Retype, word for word, every line starting at the line with "Extract all readable text from this page." and ending with the final line of the entries; skip the pictures.

— start —

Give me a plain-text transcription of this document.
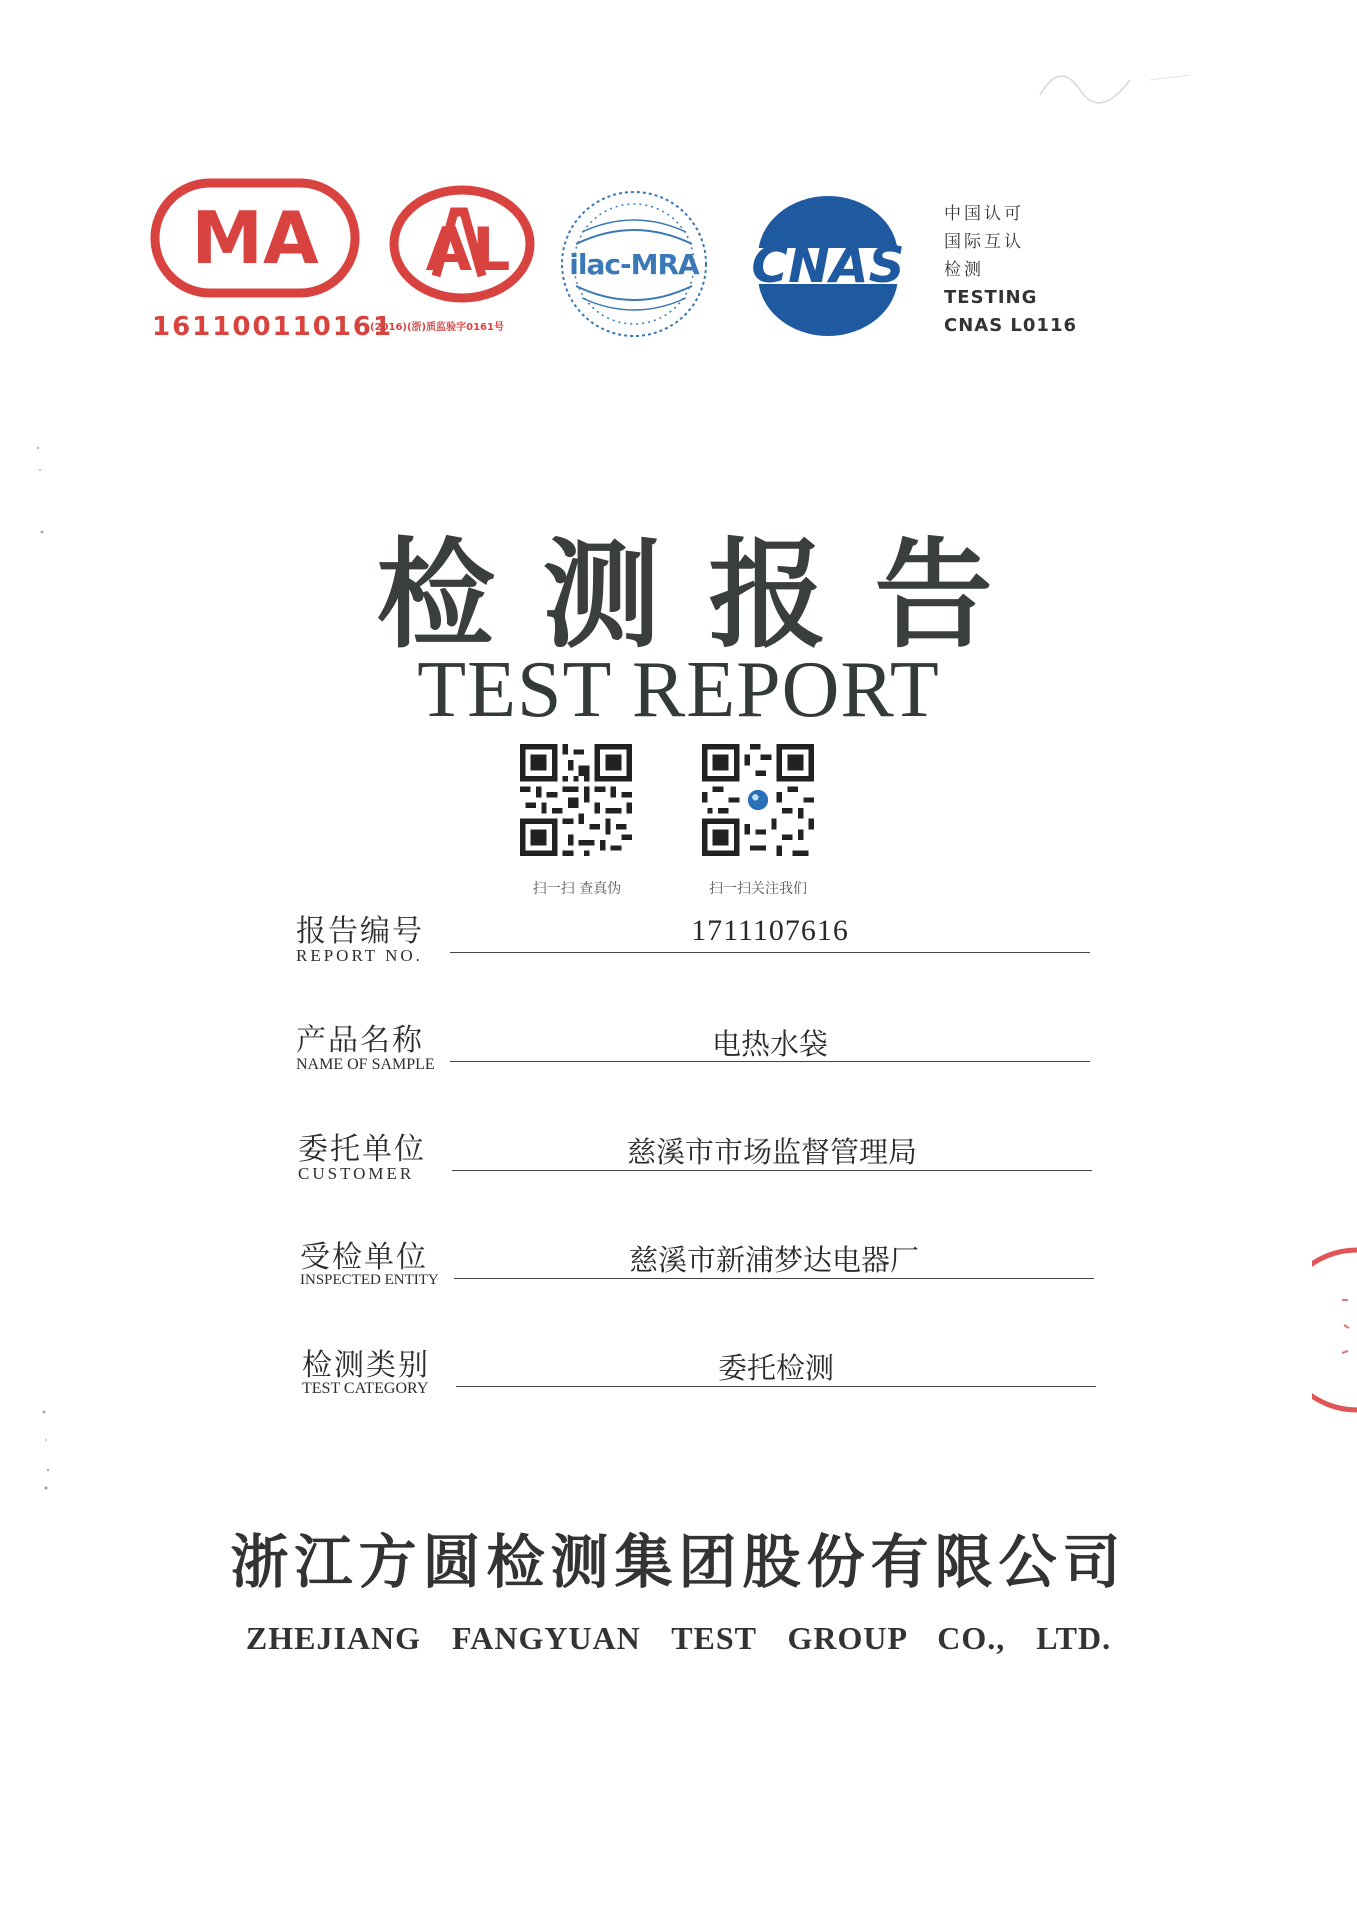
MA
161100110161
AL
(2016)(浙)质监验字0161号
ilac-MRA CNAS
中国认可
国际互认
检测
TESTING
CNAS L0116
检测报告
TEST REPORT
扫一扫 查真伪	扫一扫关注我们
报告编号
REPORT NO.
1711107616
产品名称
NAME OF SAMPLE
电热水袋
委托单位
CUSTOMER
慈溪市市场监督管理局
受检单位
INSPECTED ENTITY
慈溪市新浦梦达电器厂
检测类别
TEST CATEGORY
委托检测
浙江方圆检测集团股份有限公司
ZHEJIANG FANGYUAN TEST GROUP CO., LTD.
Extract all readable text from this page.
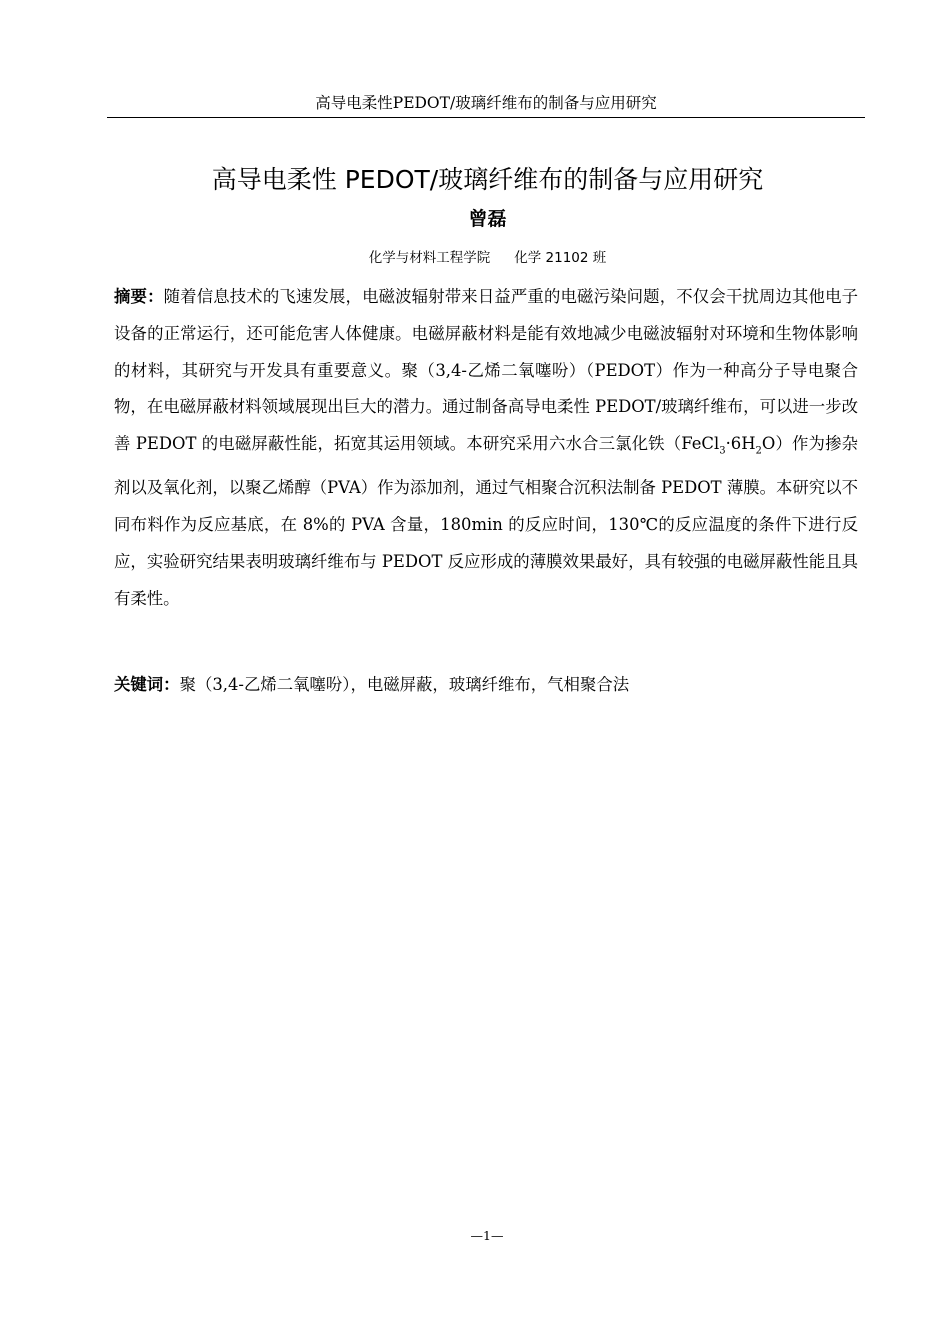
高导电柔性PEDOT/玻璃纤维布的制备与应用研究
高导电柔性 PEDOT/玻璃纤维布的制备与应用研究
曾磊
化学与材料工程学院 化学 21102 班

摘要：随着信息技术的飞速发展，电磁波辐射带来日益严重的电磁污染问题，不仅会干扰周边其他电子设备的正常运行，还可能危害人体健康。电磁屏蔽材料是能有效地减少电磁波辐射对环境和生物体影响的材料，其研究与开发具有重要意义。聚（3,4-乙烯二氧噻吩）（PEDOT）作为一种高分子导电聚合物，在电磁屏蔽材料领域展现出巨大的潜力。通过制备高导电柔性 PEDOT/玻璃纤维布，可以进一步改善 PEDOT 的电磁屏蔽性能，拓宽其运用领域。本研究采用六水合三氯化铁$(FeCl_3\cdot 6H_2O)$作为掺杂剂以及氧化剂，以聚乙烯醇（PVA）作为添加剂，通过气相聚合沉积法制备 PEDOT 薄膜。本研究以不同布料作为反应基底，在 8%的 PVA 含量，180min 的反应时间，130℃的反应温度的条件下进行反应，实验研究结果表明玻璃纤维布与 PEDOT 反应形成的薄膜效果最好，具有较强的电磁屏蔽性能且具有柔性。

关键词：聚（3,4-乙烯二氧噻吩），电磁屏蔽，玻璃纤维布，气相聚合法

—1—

— end —

→ **Result of this exercise**
Extract all readable text from this page.
高导电柔性PEDOT/玻璃纤维布的制备与应用研究
高导电柔性 PEDOT/玻璃纤维布的制备与应用研究
曾磊
化学与材料工程学院 化学 21102 班

摘要：随着信息技术的飞速发展，电磁波辐射带来日益严重的电磁污染问题，不仅会干扰周边其他电子设备的正常运行，还可能危害人体健康。电磁屏蔽材料是能有效地减少电磁波辐射对环境和生物体影响的材料，其研究与开发具有重要意义。聚（3,4-乙烯二氧噻吩）（PEDOT）作为一种高分子导电聚合物，在电磁屏蔽材料领域展现出巨大的潜力。通过制备高导电柔性 PEDOT/玻璃纤维布，可以进一步改善 PEDOT 的电磁屏蔽性能，拓宽其运用领域。本研究采用六水合三氯化铁$(FeCl_3\cdot 6H_2O)$作为掺杂剂以及氧化剂，以聚乙烯醇（PVA）作为添加剂，通过气相聚合沉积法制备 PEDOT 薄膜。本研究以不同布料作为反应基底，在 8%的 PVA 含量，180min 的反应时间，130℃的反应温度的条件下进行反应，实验研究结果表明玻璃纤维布与 PEDOT 反应形成的薄膜效果最好，具有较强的电磁屏蔽性能且具有柔性。

关键词：聚（3,4-乙烯二氧噻吩），电磁屏蔽，玻璃纤维布，气相聚合法

—1—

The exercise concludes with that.